* BEGIN Supplied material *

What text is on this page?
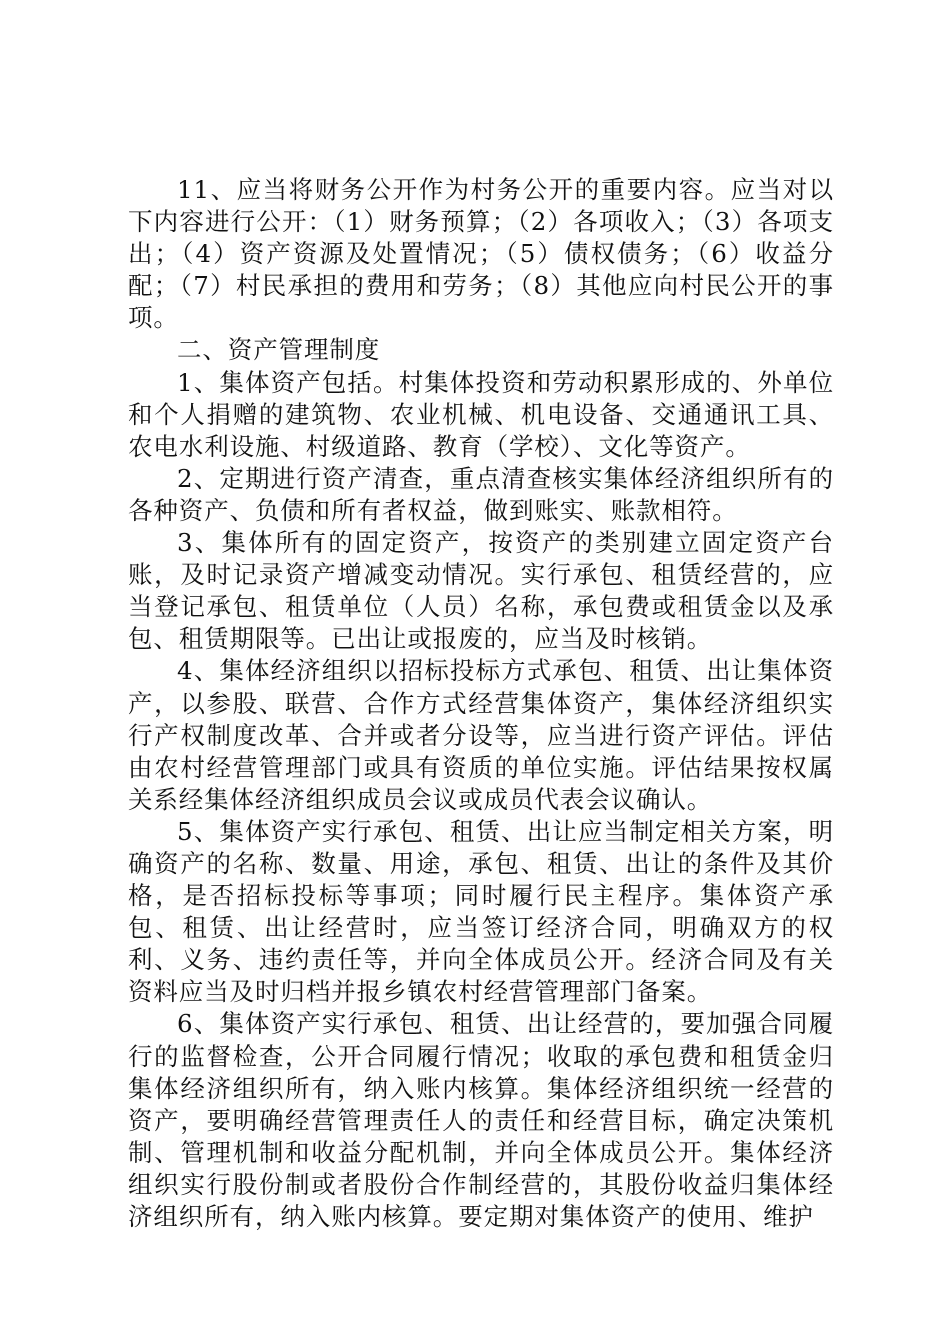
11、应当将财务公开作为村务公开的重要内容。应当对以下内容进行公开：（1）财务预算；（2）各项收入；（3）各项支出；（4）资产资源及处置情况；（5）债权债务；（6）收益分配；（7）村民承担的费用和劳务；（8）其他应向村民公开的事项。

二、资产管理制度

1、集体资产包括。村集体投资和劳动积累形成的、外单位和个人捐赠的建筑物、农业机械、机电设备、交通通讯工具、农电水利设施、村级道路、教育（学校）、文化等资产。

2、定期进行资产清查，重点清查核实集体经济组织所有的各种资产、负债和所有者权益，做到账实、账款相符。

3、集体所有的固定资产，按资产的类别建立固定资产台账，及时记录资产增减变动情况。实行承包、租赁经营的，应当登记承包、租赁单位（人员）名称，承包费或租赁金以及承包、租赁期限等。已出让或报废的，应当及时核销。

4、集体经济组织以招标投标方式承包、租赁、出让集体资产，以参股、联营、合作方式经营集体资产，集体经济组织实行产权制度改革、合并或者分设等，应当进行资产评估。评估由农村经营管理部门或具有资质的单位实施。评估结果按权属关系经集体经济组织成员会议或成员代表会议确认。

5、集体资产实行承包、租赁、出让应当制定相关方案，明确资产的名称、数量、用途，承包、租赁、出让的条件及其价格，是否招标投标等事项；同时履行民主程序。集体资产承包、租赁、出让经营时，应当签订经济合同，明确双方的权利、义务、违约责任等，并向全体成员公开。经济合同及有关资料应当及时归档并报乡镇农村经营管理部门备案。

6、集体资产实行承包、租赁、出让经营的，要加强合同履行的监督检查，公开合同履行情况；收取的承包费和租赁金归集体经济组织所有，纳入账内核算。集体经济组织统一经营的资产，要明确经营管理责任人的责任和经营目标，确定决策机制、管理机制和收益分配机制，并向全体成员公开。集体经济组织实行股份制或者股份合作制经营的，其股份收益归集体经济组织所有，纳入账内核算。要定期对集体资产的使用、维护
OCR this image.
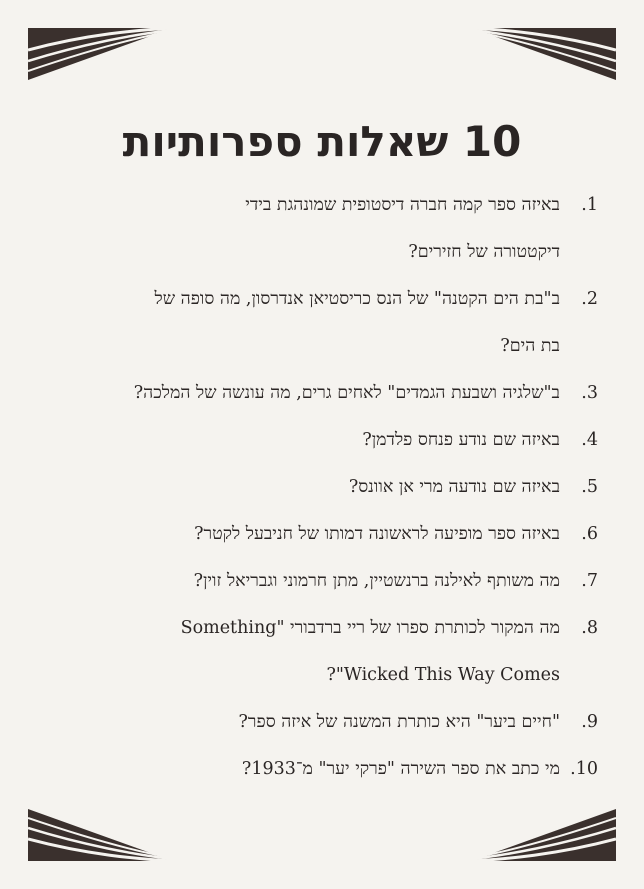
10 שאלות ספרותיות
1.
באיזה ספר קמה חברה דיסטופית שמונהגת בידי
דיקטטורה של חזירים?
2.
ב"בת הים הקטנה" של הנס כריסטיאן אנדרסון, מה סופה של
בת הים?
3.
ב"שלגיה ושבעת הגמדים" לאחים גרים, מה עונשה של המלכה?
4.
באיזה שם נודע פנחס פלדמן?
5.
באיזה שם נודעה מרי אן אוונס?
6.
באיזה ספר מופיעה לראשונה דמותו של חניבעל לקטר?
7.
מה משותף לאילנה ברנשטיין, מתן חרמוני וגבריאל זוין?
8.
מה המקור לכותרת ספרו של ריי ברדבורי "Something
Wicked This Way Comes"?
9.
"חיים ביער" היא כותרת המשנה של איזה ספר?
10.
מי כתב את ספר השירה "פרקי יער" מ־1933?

* END Supplied material *

Leave out the pictures and give the rest of the records again exactly.

Output of the task:
What text is on this page?
11、应当将财务公开作为村务公开的重要内容。应当对以下内容进行公开：（1）财务预算；（2）各项收入；（3）各项支出；（4）资产资源及处置情况；（5）债权债务；（6）收益分配；（7）村民承担的费用和劳务；（8）其他应向村民公开的事项。

二、资产管理制度

1、集体资产包括。村集体投资和劳动积累形成的、外单位和个人捐赠的建筑物、农业机械、机电设备、交通通讯工具、农电水利设施、村级道路、教育（学校）、文化等资产。

2、定期进行资产清查，重点清查核实集体经济组织所有的各种资产、负债和所有者权益，做到账实、账款相符。

3、集体所有的固定资产，按资产的类别建立固定资产台账，及时记录资产增减变动情况。实行承包、租赁经营的，应当登记承包、租赁单位（人员）名称，承包费或租赁金以及承包、租赁期限等。已出让或报废的，应当及时核销。

4、集体经济组织以招标投标方式承包、租赁、出让集体资产，以参股、联营、合作方式经营集体资产，集体经济组织实行产权制度改革、合并或者分设等，应当进行资产评估。评估由农村经营管理部门或具有资质的单位实施。评估结果按权属关系经集体经济组织成员会议或成员代表会议确认。

5、集体资产实行承包、租赁、出让应当制定相关方案，明确资产的名称、数量、用途，承包、租赁、出让的条件及其价格，是否招标投标等事项；同时履行民主程序。集体资产承包、租赁、出让经营时，应当签订经济合同，明确双方的权利、义务、违约责任等，并向全体成员公开。经济合同及有关资料应当及时归档并报乡镇农村经营管理部门备案。

6、集体资产实行承包、租赁、出让经营的，要加强合同履行的监督检查，公开合同履行情况；收取的承包费和租赁金归集体经济组织所有，纳入账内核算。集体经济组织统一经营的资产，要明确经营管理责任人的责任和经营目标，确定决策机制、管理机制和收益分配机制，并向全体成员公开。集体经济组织实行股份制或者股份合作制经营的，其股份收益归集体经济组织所有，纳入账内核算。要定期对集体资产的使用、维护
OCR this image.
10 שאלות ספרותיות
1.
באיזה ספר קמה חברה דיסטופית שמונהגת בידי
דיקטטורה של חזירים?
2.
ב"בת הים הקטנה" של הנס כריסטיאן אנדרסון, מה סופה של
בת הים?
3.
ב"שלגיה ושבעת הגמדים" לאחים גרים, מה עונשה של המלכה?
4.
באיזה שם נודע פנחס פלדמן?
5.
באיזה שם נודעה מרי אן אוונס?
6.
באיזה ספר מופיעה לראשונה דמותו של חניבעל לקטר?
7.
מה משותף לאילנה ברנשטיין, מתן חרמוני וגבריאל זוין?
8.
מה המקור לכותרת ספרו של ריי ברדבורי "Something
Wicked This Way Comes"?
9.
"חיים ביער" היא כותרת המשנה של איזה ספר?
10.
מי כתב את ספר השירה "פרקי יער" מ־1933?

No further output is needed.